* **Stored records**
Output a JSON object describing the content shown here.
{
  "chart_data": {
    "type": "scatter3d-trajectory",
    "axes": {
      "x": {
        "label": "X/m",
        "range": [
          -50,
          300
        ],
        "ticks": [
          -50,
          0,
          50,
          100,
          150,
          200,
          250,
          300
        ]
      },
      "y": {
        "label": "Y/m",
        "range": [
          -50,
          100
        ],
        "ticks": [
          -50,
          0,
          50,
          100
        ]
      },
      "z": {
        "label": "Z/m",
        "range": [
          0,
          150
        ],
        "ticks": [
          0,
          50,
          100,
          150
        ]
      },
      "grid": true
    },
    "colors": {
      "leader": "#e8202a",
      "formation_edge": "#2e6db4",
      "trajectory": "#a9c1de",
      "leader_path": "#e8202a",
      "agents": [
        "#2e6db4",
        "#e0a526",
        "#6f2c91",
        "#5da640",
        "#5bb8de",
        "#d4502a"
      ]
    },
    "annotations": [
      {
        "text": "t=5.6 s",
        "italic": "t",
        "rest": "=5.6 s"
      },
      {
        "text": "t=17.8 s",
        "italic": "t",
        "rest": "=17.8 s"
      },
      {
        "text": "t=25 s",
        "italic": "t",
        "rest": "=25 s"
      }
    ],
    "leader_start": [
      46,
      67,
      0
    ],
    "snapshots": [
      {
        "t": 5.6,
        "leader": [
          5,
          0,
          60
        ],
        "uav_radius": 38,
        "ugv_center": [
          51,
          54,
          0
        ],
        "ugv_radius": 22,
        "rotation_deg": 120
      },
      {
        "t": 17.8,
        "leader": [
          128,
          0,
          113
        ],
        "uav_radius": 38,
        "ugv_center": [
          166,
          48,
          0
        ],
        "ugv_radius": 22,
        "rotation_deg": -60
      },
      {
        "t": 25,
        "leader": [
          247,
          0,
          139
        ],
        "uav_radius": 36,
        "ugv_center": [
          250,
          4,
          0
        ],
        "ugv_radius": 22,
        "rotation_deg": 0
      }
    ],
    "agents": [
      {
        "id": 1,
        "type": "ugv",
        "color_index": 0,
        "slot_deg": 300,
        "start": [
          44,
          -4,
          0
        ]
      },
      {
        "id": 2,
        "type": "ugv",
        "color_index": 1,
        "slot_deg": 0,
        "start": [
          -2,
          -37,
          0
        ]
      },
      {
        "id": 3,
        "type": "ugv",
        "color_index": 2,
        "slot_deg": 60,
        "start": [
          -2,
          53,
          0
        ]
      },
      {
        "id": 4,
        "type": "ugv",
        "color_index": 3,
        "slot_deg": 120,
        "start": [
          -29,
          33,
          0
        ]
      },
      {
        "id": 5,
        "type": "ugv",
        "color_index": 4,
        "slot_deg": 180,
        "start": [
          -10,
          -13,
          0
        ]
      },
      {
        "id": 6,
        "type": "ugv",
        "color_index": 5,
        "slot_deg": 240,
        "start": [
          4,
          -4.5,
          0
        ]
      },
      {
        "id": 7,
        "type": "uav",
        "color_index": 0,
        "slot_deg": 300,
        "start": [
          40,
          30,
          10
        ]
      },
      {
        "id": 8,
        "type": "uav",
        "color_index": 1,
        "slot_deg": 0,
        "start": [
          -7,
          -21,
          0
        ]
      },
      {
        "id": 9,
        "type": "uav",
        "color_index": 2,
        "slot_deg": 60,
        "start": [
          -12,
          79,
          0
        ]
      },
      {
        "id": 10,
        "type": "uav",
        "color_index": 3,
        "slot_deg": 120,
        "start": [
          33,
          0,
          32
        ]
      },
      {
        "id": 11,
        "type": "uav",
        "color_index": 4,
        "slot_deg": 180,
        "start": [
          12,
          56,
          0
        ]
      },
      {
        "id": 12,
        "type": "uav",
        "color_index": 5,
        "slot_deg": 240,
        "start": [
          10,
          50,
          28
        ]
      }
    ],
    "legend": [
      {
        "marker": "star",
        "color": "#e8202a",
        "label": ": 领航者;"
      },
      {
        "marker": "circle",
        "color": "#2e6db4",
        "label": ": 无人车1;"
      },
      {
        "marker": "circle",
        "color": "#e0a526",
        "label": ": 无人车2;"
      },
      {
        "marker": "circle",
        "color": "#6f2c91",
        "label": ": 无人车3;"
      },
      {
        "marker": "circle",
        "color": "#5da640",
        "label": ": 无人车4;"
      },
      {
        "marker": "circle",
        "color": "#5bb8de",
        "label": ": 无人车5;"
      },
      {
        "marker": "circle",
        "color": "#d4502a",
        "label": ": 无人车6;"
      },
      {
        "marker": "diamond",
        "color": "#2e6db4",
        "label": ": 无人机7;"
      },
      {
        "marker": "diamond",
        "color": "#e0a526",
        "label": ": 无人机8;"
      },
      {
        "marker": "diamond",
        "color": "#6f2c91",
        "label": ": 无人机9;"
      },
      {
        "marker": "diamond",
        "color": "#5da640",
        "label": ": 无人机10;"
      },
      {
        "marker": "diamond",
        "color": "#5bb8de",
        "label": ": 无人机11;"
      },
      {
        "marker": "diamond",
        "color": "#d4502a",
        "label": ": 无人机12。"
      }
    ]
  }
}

* **What you should do**
Transcribe each entry precisely, missing none.

* **Answer for this exercise**
Output a JSON object describing the content shown here.
{
  "chart_data": {
    "type": "scatter3d-trajectory",
    "axes": {
      "x": {
        "label": "X/m",
        "range": [
          -50,
          300
        ],
        "ticks": [
          -50,
          0,
          50,
          100,
          150,
          200,
          250,
          300
        ]
      },
      "y": {
        "label": "Y/m",
        "range": [
          -50,
          100
        ],
        "ticks": [
          -50,
          0,
          50,
          100
        ]
      },
      "z": {
        "label": "Z/m",
        "range": [
          0,
          150
        ],
        "ticks": [
          0,
          50,
          100,
          150
        ]
      },
      "grid": true
    },
    "colors": {
      "leader": "#e8202a",
      "formation_edge": "#2e6db4",
      "trajectory": "#a9c1de",
      "leader_path": "#e8202a",
      "agents": [
        "#2e6db4",
        "#e0a526",
        "#6f2c91",
        "#5da640",
        "#5bb8de",
        "#d4502a"
      ]
    },
    "annotations": [
      {
        "text": "t=5.6 s",
        "italic": "t",
        "rest": "=5.6 s"
      },
      {
        "text": "t=17.8 s",
        "italic": "t",
        "rest": "=17.8 s"
      },
      {
        "text": "t=25 s",
        "italic": "t",
        "rest": "=25 s"
      }
    ],
    "leader_start": [
      46,
      67,
      0
    ],
    "snapshots": [
      {
        "t": 5.6,
        "leader": [
          5,
          0,
          60
        ],
        "uav_radius": 38,
        "ugv_center": [
          51,
          54,
          0
        ],
        "ugv_radius": 22,
        "rotation_deg": 120
      },
      {
        "t": 17.8,
        "leader": [
          128,
          0,
          113
        ],
        "uav_radius": 38,
        "ugv_center": [
          166,
          48,
          0
        ],
        "ugv_radius": 22,
        "rotation_deg": -60
      },
      {
        "t": 25,
        "leader": [
          247,
          0,
          139
        ],
        "uav_radius": 36,
        "ugv_center": [
          250,
          4,
          0
        ],
        "ugv_radius": 22,
        "rotation_deg": 0
      }
    ],
    "agents": [
      {
        "id": 1,
        "type": "ugv",
        "color_index": 0,
        "slot_deg": 300,
        "start": [
          44,
          -4,
          0
        ]
      },
      {
        "id": 2,
        "type": "ugv",
        "color_index": 1,
        "slot_deg": 0,
        "start": [
          -2,
          -37,
          0
        ]
      },
      {
        "id": 3,
        "type": "ugv",
        "color_index": 2,
        "slot_deg": 60,
        "start": [
          -2,
          53,
          0
        ]
      },
      {
        "id": 4,
        "type": "ugv",
        "color_index": 3,
        "slot_deg": 120,
        "start": [
          -29,
          33,
          0
        ]
      },
      {
        "id": 5,
        "type": "ugv",
        "color_index": 4,
        "slot_deg": 180,
        "start": [
          -10,
          -13,
          0
        ]
      },
      {
        "id": 6,
        "type": "ugv",
        "color_index": 5,
        "slot_deg": 240,
        "start": [
          4,
          -4.5,
          0
        ]
      },
      {
        "id": 7,
        "type": "uav",
        "color_index": 0,
        "slot_deg": 300,
        "start": [
          40,
          30,
          10
        ]
      },
      {
        "id": 8,
        "type": "uav",
        "color_index": 1,
        "slot_deg": 0,
        "start": [
          -7,
          -21,
          0
        ]
      },
      {
        "id": 9,
        "type": "uav",
        "color_index": 2,
        "slot_deg": 60,
        "start": [
          -12,
          79,
          0
        ]
      },
      {
        "id": 10,
        "type": "uav",
        "color_index": 3,
        "slot_deg": 120,
        "start": [
          33,
          0,
          32
        ]
      },
      {
        "id": 11,
        "type": "uav",
        "color_index": 4,
        "slot_deg": 180,
        "start": [
          12,
          56,
          0
        ]
      },
      {
        "id": 12,
        "type": "uav",
        "color_index": 5,
        "slot_deg": 240,
        "start": [
          10,
          50,
          28
        ]
      }
    ],
    "legend": [
      {
        "marker": "star",
        "color": "#e8202a",
        "label": ": 领航者;"
      },
      {
        "marker": "circle",
        "color": "#2e6db4",
        "label": ": 无人车1;"
      },
      {
        "marker": "circle",
        "color": "#e0a526",
        "label": ": 无人车2;"
      },
      {
        "marker": "circle",
        "color": "#6f2c91",
        "label": ": 无人车3;"
      },
      {
        "marker": "circle",
        "color": "#5da640",
        "label": ": 无人车4;"
      },
      {
        "marker": "circle",
        "color": "#5bb8de",
        "label": ": 无人车5;"
      },
      {
        "marker": "circle",
        "color": "#d4502a",
        "label": ": 无人车6;"
      },
      {
        "marker": "diamond",
        "color": "#2e6db4",
        "label": ": 无人机7;"
      },
      {
        "marker": "diamond",
        "color": "#e0a526",
        "label": ": 无人机8;"
      },
      {
        "marker": "diamond",
        "color": "#6f2c91",
        "label": ": 无人机9;"
      },
      {
        "marker": "diamond",
        "color": "#5da640",
        "label": ": 无人机10;"
      },
      {
        "marker": "diamond",
        "color": "#5bb8de",
        "label": ": 无人机11;"
      },
      {
        "marker": "diamond",
        "color": "#d4502a",
        "label": ": 无人机12。"
      }
    ]
  }
}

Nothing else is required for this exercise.